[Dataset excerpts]

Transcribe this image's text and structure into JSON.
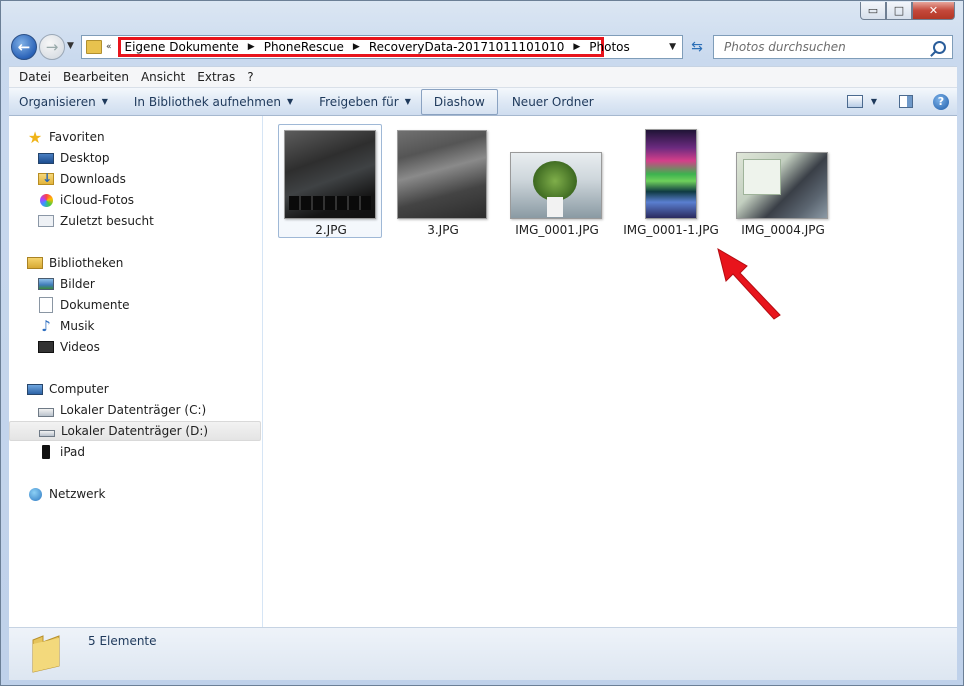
{
  "window": {
    "caption_buttons": {
      "minimize": "▭",
      "maximize": "□",
      "close": "✕"
    }
  },
  "navigation": {
    "back_glyph": "←",
    "forward_glyph": "→",
    "breadcrumb_overflow": "«",
    "breadcrumb": [
      "Eigene Dokumente",
      "PhoneRescue",
      "RecoveryData-20171011101010",
      "Photos"
    ],
    "search_placeholder": "Photos durchsuchen"
  },
  "menubar": [
    "Datei",
    "Bearbeiten",
    "Ansicht",
    "Extras",
    "?"
  ],
  "toolbar": {
    "organize": "Organisieren",
    "library": "In Bibliothek aufnehmen",
    "share": "Freigeben für",
    "slideshow": "Diashow",
    "new_folder": "Neuer Ordner",
    "help": "?"
  },
  "sidebar": {
    "favorites": {
      "label": "Favoriten",
      "items": [
        "Desktop",
        "Downloads",
        "iCloud-Fotos",
        "Zuletzt besucht"
      ]
    },
    "libraries": {
      "label": "Bibliotheken",
      "items": [
        "Bilder",
        "Dokumente",
        "Musik",
        "Videos"
      ]
    },
    "computer": {
      "label": "Computer",
      "items": [
        "Lokaler Datenträger (C:)",
        "Lokaler Datenträger (D:)",
        "iPad"
      ],
      "selected": "Lokaler Datenträger (D:)"
    },
    "network": {
      "label": "Netzwerk"
    }
  },
  "files": [
    {
      "name": "2.JPG",
      "selected": true
    },
    {
      "name": "3.JPG",
      "selected": false
    },
    {
      "name": "IMG_0001.JPG",
      "selected": false
    },
    {
      "name": "IMG_0001-1.JPG",
      "selected": false
    },
    {
      "name": "IMG_0004.JPG",
      "selected": false
    }
  ],
  "status": {
    "item_count": "5 Elemente"
  },
  "colors": {
    "highlight_box": "#e8141c",
    "annotation_arrow": "#e8141c",
    "link_text": "#1e395b"
  }
}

▶ WHAT YOU WILL DO: Across the entries, how many lines contain "Photos"? Reply with the number only.

▶ SOLUTION FOR THIS PROBLEM: 2